▸ What needs to be done: Go through each line of the records below and count those with the word "icon"; give only the total.

[START OF Records]

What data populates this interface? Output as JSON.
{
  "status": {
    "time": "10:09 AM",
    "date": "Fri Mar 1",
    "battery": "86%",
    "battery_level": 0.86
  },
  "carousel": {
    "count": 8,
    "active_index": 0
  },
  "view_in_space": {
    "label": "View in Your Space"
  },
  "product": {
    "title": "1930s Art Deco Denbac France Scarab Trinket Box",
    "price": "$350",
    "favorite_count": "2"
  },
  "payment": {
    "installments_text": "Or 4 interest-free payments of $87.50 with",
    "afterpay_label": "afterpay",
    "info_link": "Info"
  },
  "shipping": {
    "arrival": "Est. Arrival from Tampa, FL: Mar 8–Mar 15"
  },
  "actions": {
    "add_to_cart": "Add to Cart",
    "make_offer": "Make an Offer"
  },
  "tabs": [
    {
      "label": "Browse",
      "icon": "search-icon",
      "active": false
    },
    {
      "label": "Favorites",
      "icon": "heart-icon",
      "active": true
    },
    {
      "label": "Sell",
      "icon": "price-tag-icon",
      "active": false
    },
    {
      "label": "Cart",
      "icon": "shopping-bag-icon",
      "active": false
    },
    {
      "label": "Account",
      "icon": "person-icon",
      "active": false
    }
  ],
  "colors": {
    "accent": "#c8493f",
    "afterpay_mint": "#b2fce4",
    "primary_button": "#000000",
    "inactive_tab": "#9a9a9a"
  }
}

[END OF Records]

▸ Solution: 5